Data records
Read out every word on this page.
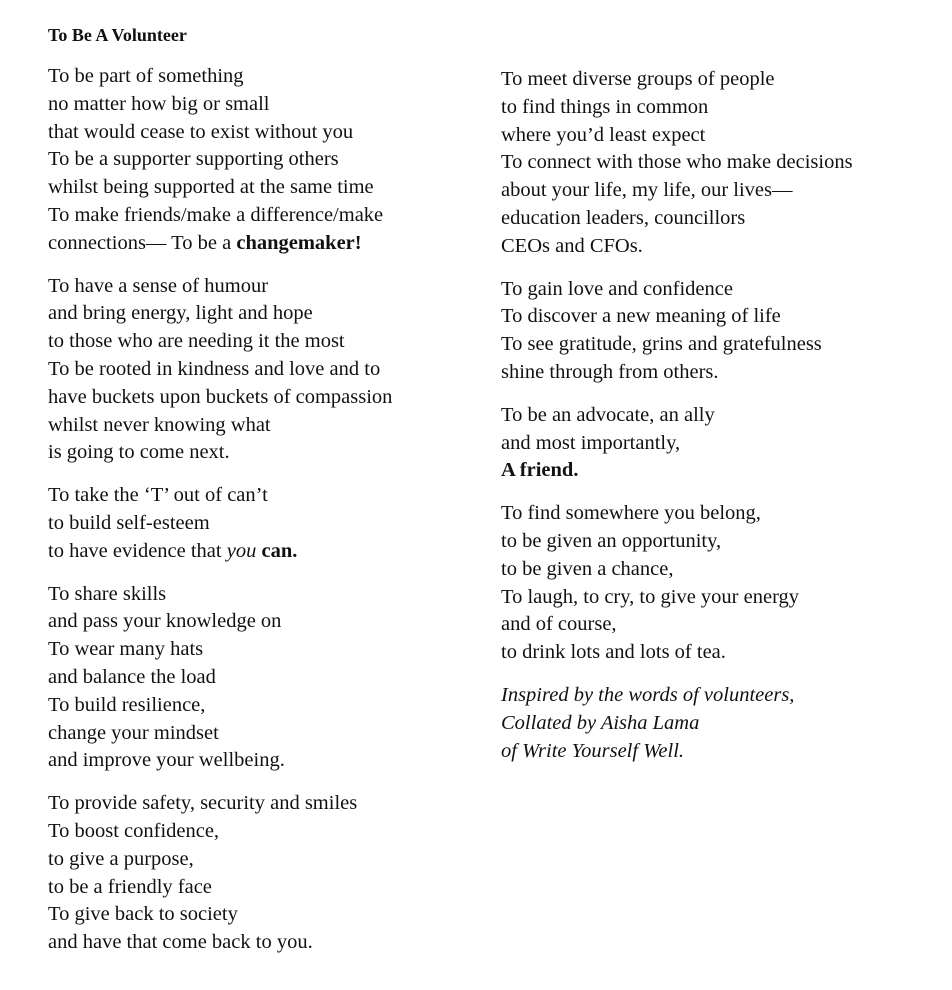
To Be A Volunteer

To be part of something
no matter how big or small
that would cease to exist without you
To be a supporter supporting others
whilst being supported at the same time
To make friends/make a difference/make
connections— To be a changemaker!

To have a sense of humour
and bring energy, light and hope
to those who are needing it the most
To be rooted in kindness and love and to
have buckets upon buckets of compassion
whilst never knowing what
is going to come next.

To take the ‘T’ out of can’t
to build self-esteem
to have evidence that you can.

To share skills
and pass your knowledge on
To wear many hats
and balance the load
To build resilience,
change your mindset
and improve your wellbeing.

To provide safety, security and smiles
To boost confidence,
to give a purpose,
to be a friendly face
To give back to society
and have that come back to you.

To meet diverse groups of people
to find things in common
where you’d least expect
To connect with those who make decisions
about your life, my life, our lives—
education leaders, councillors
CEOs and CFOs.

To gain love and confidence
To discover a new meaning of life
To see gratitude, grins and gratefulness
shine through from others.

To be an advocate, an ally
and most importantly,
A friend.

To find somewhere you belong,
to be given an opportunity,
to be given a chance,
To laugh, to cry, to give your energy
and of course,
to drink lots and lots of tea.

Inspired by the words of volunteers,
Collated by Aisha Lama
of Write Yourself Well.
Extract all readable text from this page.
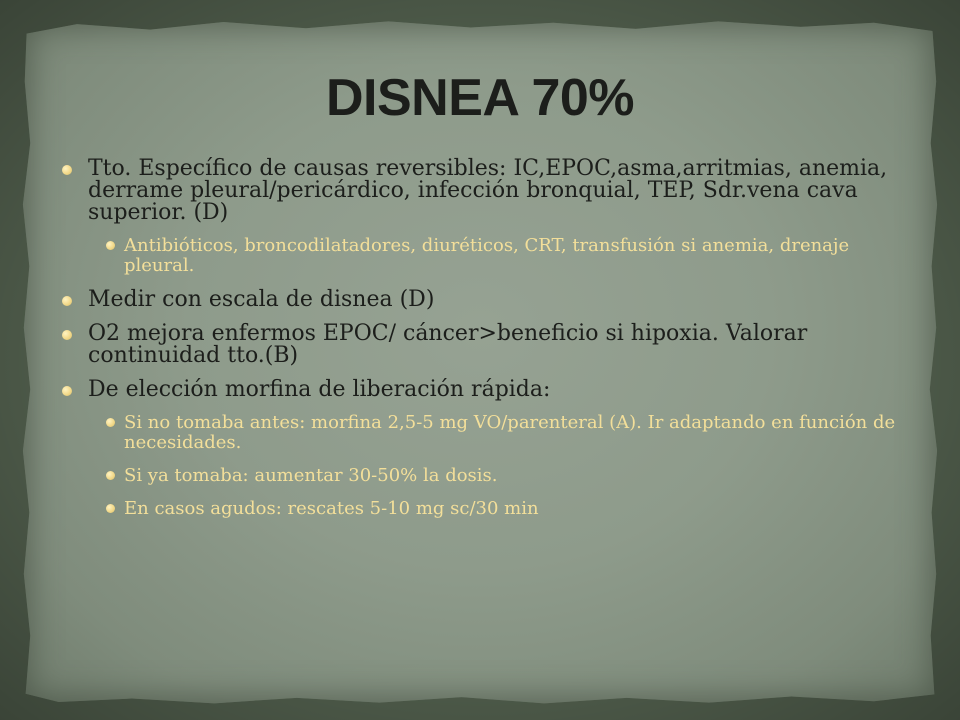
DISNEA 70%
Tto. Específico de causas reversibles: IC,EPOC,asma,arritmias, anemia, derrame pleural/pericárdico, infección bronquial, TEP, Sdr.vena cava superior. (D)
Antibióticos, broncodilatadores, diuréticos, CRT, transfusión si anemia, drenaje pleural.
Medir con escala de disnea (D)
O2 mejora enfermos EPOC/ cáncer>beneficio si hipoxia. Valorar continuidad tto.(B)
De elección morfina de liberación rápida:
Si no tomaba antes: morfina 2,5-5 mg VO/parenteral (A). Ir adaptando en función de necesidades.
Si ya tomaba: aumentar 30-50% la dosis.
En casos agudos: rescates 5-10 mg sc/30 min
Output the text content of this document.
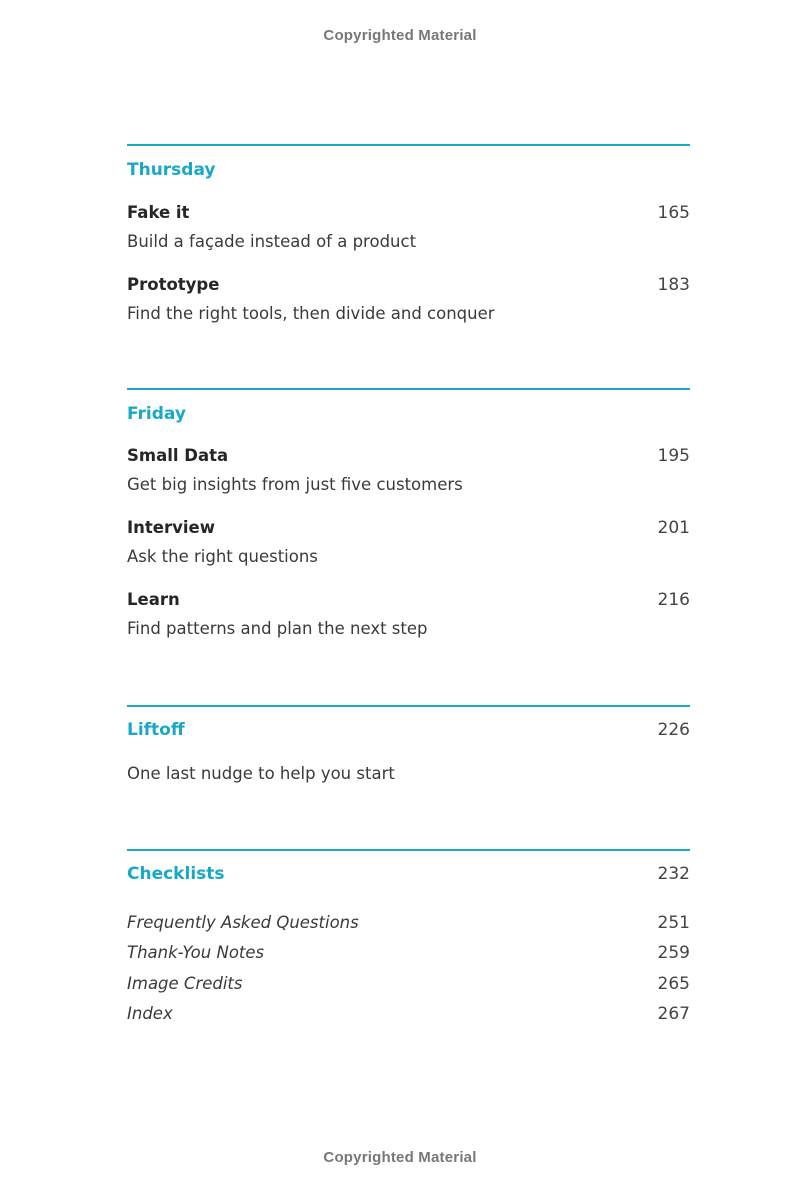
Copyrighted Material
Thursday
Fake it	165
Build a façade instead of a product
Prototype	183
Find the right tools, then divide and conquer
Friday
Small Data	195
Get big insights from just five customers
Interview	201
Ask the right questions
Learn	216
Find patterns and plan the next step
Liftoff	226
One last nudge to help you start
Checklists	232
Frequently Asked Questions	251
Thank-You Notes	259
Image Credits	265
Index	267
Copyrighted Material
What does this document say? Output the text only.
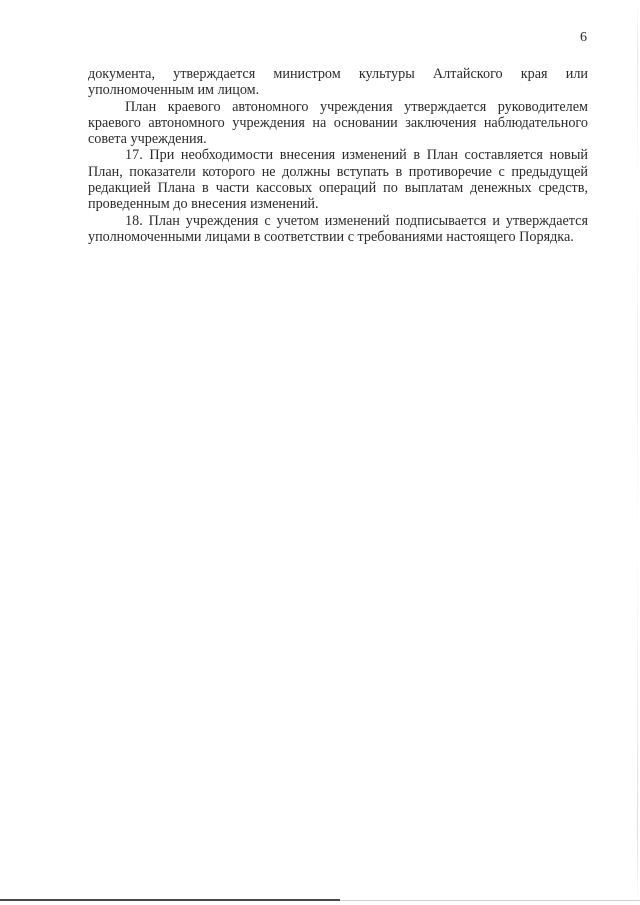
6

документа, утверждается министром культуры Алтайского края или уполномоченным им лицом.

План краевого автономного учреждения утверждается руководителем краевого автономного учреждения на основании заключения наблюдательного совета учреждения.

17. При необходимости внесения изменений в План составляется новый План, показатели которого не должны вступать в противоречие с предыдущей редакцией Плана в части кассовых операций по выплатам денежных средств, проведенным до внесения изменений.

18. План учреждения с учетом изменений подписывается и утверждается уполномоченными лицами в соответствии с требованиями настоящего Порядка.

● Goal
In your copy of the listing above, reproduce each line exactly and omit all pictures.

● Complete answer
Read out every word on this page.
To Be A Volunteer

To be part of something
no matter how big or small
that would cease to exist without you
To be a supporter supporting others
whilst being supported at the same time
To make friends/make a difference/make
connections— To be a changemaker!

To have a sense of humour
and bring energy, light and hope
to those who are needing it the most
To be rooted in kindness and love and to
have buckets upon buckets of compassion
whilst never knowing what
is going to come next.

To take the ‘T’ out of can’t
to build self-esteem
to have evidence that you can.

To share skills
and pass your knowledge on
To wear many hats
and balance the load
To build resilience,
change your mindset
and improve your wellbeing.

To provide safety, security and smiles
To boost confidence,
to give a purpose,
to be a friendly face
To give back to society
and have that come back to you.

To meet diverse groups of people
to find things in common
where you’d least expect
To connect with those who make decisions
about your life, my life, our lives—
education leaders, councillors
CEOs and CFOs.

To gain love and confidence
To discover a new meaning of life
To see gratitude, grins and gratefulness
shine through from others.

To be an advocate, an ally
and most importantly,
A friend.

To find somewhere you belong,
to be given an opportunity,
to be given a chance,
To laugh, to cry, to give your energy
and of course,
to drink lots and lots of tea.

Inspired by the words of volunteers,
Collated by Aisha Lama
of Write Yourself Well.
Extract all readable text from this page.
DISNEA 70%
Tto. Específico de causas reversibles: IC,EPOC,asma,arritmias, anemia, derrame pleural/pericárdico, infección bronquial, TEP, Sdr.vena cava superior. (D)
Antibióticos, broncodilatadores, diuréticos, CRT, transfusión si anemia, drenaje pleural.
Medir con escala de disnea (D)
O2 mejora enfermos EPOC/ cáncer>beneficio si hipoxia. Valorar continuidad tto.(B)
De elección morfina de liberación rápida:
Si no tomaba antes: morfina 2,5-5 mg VO/parenteral (A). Ir adaptando en función de necesidades.
Si ya tomaba: aumentar 30-50% la dosis.
En casos agudos: rescates 5-10 mg sc/30 min
Output the text content of this document.
Copyrighted Material
Thursday
Fake it	165
Build a façade instead of a product
Prototype	183
Find the right tools, then divide and conquer
Friday
Small Data	195
Get big insights from just five customers
Interview	201
Ask the right questions
Learn	216
Find patterns and plan the next step
Liftoff	226
One last nudge to help you start
Checklists	232
Frequently Asked Questions	251
Thank-You Notes	259
Image Credits	265
Index	267
Copyrighted Material
What does this document say? Output the text only.
6

документа, утверждается министром культуры Алтайского края или уполномоченным им лицом.

План краевого автономного учреждения утверждается руководителем краевого автономного учреждения на основании заключения наблюдательного совета учреждения.

17. При необходимости внесения изменений в План составляется новый План, показатели которого не должны вступать в противоречие с предыдущей редакцией Плана в части кассовых операций по выплатам денежных средств, проведенным до внесения изменений.

18. План учреждения с учетом изменений подписывается и утверждается уполномоченными лицами в соответствии с требованиями настоящего Порядка.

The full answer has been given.